(Extracts from a graphics dataset)
━━━━━━━━━━━━━━━━

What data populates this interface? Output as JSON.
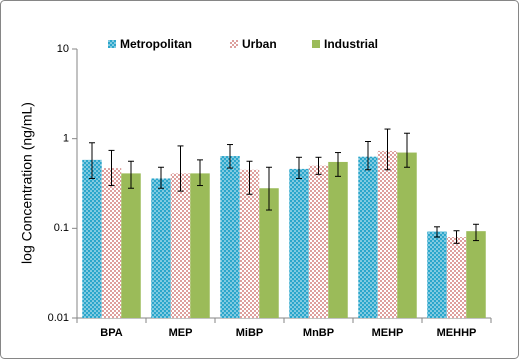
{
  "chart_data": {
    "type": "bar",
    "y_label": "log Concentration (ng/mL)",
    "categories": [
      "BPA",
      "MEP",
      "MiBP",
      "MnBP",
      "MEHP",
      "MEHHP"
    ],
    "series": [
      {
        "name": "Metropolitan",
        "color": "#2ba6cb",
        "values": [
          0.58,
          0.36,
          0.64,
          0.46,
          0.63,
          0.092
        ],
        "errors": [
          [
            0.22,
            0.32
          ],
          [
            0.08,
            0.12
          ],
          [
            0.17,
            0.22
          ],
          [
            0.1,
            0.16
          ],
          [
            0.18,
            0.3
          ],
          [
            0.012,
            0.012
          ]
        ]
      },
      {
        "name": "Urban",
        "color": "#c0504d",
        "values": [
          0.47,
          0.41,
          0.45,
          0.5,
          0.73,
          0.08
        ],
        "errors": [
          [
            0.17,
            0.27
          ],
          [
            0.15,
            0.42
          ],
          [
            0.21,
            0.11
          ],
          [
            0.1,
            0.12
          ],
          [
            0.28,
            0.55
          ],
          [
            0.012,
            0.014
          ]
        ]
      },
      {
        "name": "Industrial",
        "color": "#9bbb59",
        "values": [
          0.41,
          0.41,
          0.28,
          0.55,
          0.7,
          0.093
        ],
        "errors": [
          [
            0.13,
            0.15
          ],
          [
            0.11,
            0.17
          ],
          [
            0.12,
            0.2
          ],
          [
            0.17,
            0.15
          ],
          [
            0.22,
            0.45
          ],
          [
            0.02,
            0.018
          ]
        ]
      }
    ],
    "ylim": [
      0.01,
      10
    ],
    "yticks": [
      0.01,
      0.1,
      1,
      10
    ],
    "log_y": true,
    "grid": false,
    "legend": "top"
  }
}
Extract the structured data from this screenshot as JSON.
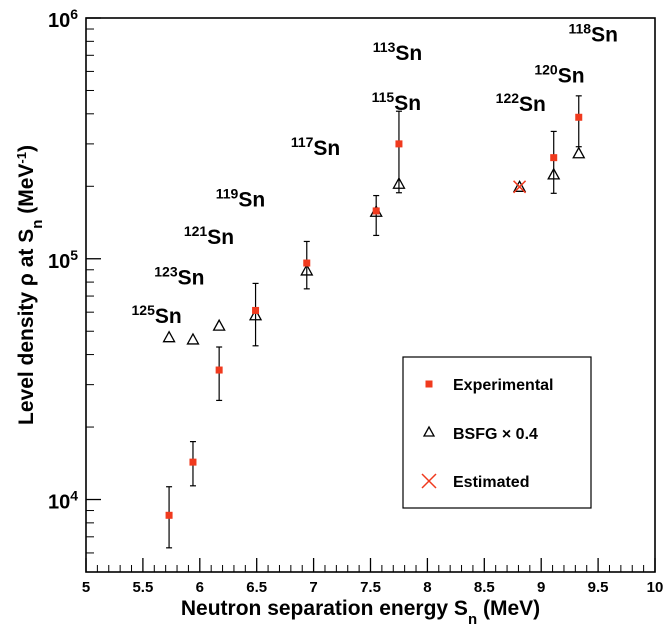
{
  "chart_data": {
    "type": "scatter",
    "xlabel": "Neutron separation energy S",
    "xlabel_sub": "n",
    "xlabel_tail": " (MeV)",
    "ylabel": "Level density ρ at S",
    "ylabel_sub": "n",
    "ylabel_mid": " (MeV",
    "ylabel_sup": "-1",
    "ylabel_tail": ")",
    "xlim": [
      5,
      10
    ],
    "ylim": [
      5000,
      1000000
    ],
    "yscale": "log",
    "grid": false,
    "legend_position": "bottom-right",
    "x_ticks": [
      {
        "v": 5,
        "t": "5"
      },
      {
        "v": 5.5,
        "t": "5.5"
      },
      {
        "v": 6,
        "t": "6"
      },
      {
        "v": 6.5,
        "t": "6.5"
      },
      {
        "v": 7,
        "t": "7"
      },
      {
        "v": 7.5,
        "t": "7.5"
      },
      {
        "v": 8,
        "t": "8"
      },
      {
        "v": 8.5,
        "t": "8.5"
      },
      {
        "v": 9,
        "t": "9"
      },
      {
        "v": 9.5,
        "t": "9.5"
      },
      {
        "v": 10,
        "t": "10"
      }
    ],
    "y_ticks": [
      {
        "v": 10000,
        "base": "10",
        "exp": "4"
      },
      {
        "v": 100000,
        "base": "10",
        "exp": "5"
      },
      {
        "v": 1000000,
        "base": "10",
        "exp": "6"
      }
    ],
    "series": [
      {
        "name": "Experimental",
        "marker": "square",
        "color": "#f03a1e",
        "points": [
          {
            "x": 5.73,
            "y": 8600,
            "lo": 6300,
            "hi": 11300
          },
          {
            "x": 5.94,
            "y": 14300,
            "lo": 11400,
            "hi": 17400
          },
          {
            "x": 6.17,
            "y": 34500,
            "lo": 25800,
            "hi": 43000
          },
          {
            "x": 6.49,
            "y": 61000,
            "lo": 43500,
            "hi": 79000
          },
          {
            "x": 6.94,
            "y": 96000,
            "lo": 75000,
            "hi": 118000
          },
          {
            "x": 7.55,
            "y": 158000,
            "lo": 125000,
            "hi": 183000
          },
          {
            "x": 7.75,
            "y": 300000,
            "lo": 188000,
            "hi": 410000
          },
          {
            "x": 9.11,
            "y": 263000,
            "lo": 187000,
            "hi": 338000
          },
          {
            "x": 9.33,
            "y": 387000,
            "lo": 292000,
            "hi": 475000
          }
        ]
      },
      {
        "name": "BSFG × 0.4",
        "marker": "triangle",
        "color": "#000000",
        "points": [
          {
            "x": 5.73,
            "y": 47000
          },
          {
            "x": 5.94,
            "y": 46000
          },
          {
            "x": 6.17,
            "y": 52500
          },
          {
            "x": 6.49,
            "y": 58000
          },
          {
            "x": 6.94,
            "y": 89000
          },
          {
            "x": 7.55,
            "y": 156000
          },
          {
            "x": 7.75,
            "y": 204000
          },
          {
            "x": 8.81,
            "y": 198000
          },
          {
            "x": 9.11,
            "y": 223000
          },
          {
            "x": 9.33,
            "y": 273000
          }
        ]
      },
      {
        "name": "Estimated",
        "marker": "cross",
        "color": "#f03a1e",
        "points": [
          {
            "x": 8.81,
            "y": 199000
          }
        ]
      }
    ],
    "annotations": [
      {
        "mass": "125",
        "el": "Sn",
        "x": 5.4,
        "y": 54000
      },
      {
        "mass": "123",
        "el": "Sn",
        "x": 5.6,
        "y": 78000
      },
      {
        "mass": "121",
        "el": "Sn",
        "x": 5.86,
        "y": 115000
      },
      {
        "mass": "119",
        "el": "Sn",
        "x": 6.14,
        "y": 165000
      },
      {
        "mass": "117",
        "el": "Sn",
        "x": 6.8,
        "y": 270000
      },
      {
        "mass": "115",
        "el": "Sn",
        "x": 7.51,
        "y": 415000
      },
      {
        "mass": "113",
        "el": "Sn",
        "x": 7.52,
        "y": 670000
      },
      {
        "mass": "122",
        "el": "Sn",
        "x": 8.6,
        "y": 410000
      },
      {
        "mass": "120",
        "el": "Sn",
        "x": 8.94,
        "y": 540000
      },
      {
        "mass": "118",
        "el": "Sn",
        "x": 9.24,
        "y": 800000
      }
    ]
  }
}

━━━━━━━━━━━━━━━━

What you should do
Keep the pictures out of the copy and return the rest of the data above exactly.

Output
What data populates this interface? Output as JSON.
{
  "chart_data": {
    "type": "bar",
    "y_label": "log Concentration (ng/mL)",
    "categories": [
      "BPA",
      "MEP",
      "MiBP",
      "MnBP",
      "MEHP",
      "MEHHP"
    ],
    "series": [
      {
        "name": "Metropolitan",
        "color": "#2ba6cb",
        "values": [
          0.58,
          0.36,
          0.64,
          0.46,
          0.63,
          0.092
        ],
        "errors": [
          [
            0.22,
            0.32
          ],
          [
            0.08,
            0.12
          ],
          [
            0.17,
            0.22
          ],
          [
            0.1,
            0.16
          ],
          [
            0.18,
            0.3
          ],
          [
            0.012,
            0.012
          ]
        ]
      },
      {
        "name": "Urban",
        "color": "#c0504d",
        "values": [
          0.47,
          0.41,
          0.45,
          0.5,
          0.73,
          0.08
        ],
        "errors": [
          [
            0.17,
            0.27
          ],
          [
            0.15,
            0.42
          ],
          [
            0.21,
            0.11
          ],
          [
            0.1,
            0.12
          ],
          [
            0.28,
            0.55
          ],
          [
            0.012,
            0.014
          ]
        ]
      },
      {
        "name": "Industrial",
        "color": "#9bbb59",
        "values": [
          0.41,
          0.41,
          0.28,
          0.55,
          0.7,
          0.093
        ],
        "errors": [
          [
            0.13,
            0.15
          ],
          [
            0.11,
            0.17
          ],
          [
            0.12,
            0.2
          ],
          [
            0.17,
            0.15
          ],
          [
            0.22,
            0.45
          ],
          [
            0.02,
            0.018
          ]
        ]
      }
    ],
    "ylim": [
      0.01,
      10
    ],
    "yticks": [
      0.01,
      0.1,
      1,
      10
    ],
    "log_y": true,
    "grid": false,
    "legend": "top"
  }
}
Extract the structured data from this screenshot as JSON.
{
  "chart_data": {
    "type": "scatter",
    "xlabel": "Neutron separation energy S",
    "xlabel_sub": "n",
    "xlabel_tail": " (MeV)",
    "ylabel": "Level density ρ at S",
    "ylabel_sub": "n",
    "ylabel_mid": " (MeV",
    "ylabel_sup": "-1",
    "ylabel_tail": ")",
    "xlim": [
      5,
      10
    ],
    "ylim": [
      5000,
      1000000
    ],
    "yscale": "log",
    "grid": false,
    "legend_position": "bottom-right",
    "x_ticks": [
      {
        "v": 5,
        "t": "5"
      },
      {
        "v": 5.5,
        "t": "5.5"
      },
      {
        "v": 6,
        "t": "6"
      },
      {
        "v": 6.5,
        "t": "6.5"
      },
      {
        "v": 7,
        "t": "7"
      },
      {
        "v": 7.5,
        "t": "7.5"
      },
      {
        "v": 8,
        "t": "8"
      },
      {
        "v": 8.5,
        "t": "8.5"
      },
      {
        "v": 9,
        "t": "9"
      },
      {
        "v": 9.5,
        "t": "9.5"
      },
      {
        "v": 10,
        "t": "10"
      }
    ],
    "y_ticks": [
      {
        "v": 10000,
        "base": "10",
        "exp": "4"
      },
      {
        "v": 100000,
        "base": "10",
        "exp": "5"
      },
      {
        "v": 1000000,
        "base": "10",
        "exp": "6"
      }
    ],
    "series": [
      {
        "name": "Experimental",
        "marker": "square",
        "color": "#f03a1e",
        "points": [
          {
            "x": 5.73,
            "y": 8600,
            "lo": 6300,
            "hi": 11300
          },
          {
            "x": 5.94,
            "y": 14300,
            "lo": 11400,
            "hi": 17400
          },
          {
            "x": 6.17,
            "y": 34500,
            "lo": 25800,
            "hi": 43000
          },
          {
            "x": 6.49,
            "y": 61000,
            "lo": 43500,
            "hi": 79000
          },
          {
            "x": 6.94,
            "y": 96000,
            "lo": 75000,
            "hi": 118000
          },
          {
            "x": 7.55,
            "y": 158000,
            "lo": 125000,
            "hi": 183000
          },
          {
            "x": 7.75,
            "y": 300000,
            "lo": 188000,
            "hi": 410000
          },
          {
            "x": 9.11,
            "y": 263000,
            "lo": 187000,
            "hi": 338000
          },
          {
            "x": 9.33,
            "y": 387000,
            "lo": 292000,
            "hi": 475000
          }
        ]
      },
      {
        "name": "BSFG × 0.4",
        "marker": "triangle",
        "color": "#000000",
        "points": [
          {
            "x": 5.73,
            "y": 47000
          },
          {
            "x": 5.94,
            "y": 46000
          },
          {
            "x": 6.17,
            "y": 52500
          },
          {
            "x": 6.49,
            "y": 58000
          },
          {
            "x": 6.94,
            "y": 89000
          },
          {
            "x": 7.55,
            "y": 156000
          },
          {
            "x": 7.75,
            "y": 204000
          },
          {
            "x": 8.81,
            "y": 198000
          },
          {
            "x": 9.11,
            "y": 223000
          },
          {
            "x": 9.33,
            "y": 273000
          }
        ]
      },
      {
        "name": "Estimated",
        "marker": "cross",
        "color": "#f03a1e",
        "points": [
          {
            "x": 8.81,
            "y": 199000
          }
        ]
      }
    ],
    "annotations": [
      {
        "mass": "125",
        "el": "Sn",
        "x": 5.4,
        "y": 54000
      },
      {
        "mass": "123",
        "el": "Sn",
        "x": 5.6,
        "y": 78000
      },
      {
        "mass": "121",
        "el": "Sn",
        "x": 5.86,
        "y": 115000
      },
      {
        "mass": "119",
        "el": "Sn",
        "x": 6.14,
        "y": 165000
      },
      {
        "mass": "117",
        "el": "Sn",
        "x": 6.8,
        "y": 270000
      },
      {
        "mass": "115",
        "el": "Sn",
        "x": 7.51,
        "y": 415000
      },
      {
        "mass": "113",
        "el": "Sn",
        "x": 7.52,
        "y": 670000
      },
      {
        "mass": "122",
        "el": "Sn",
        "x": 8.6,
        "y": 410000
      },
      {
        "mass": "120",
        "el": "Sn",
        "x": 8.94,
        "y": 540000
      },
      {
        "mass": "118",
        "el": "Sn",
        "x": 9.24,
        "y": 800000
      }
    ]
  }
}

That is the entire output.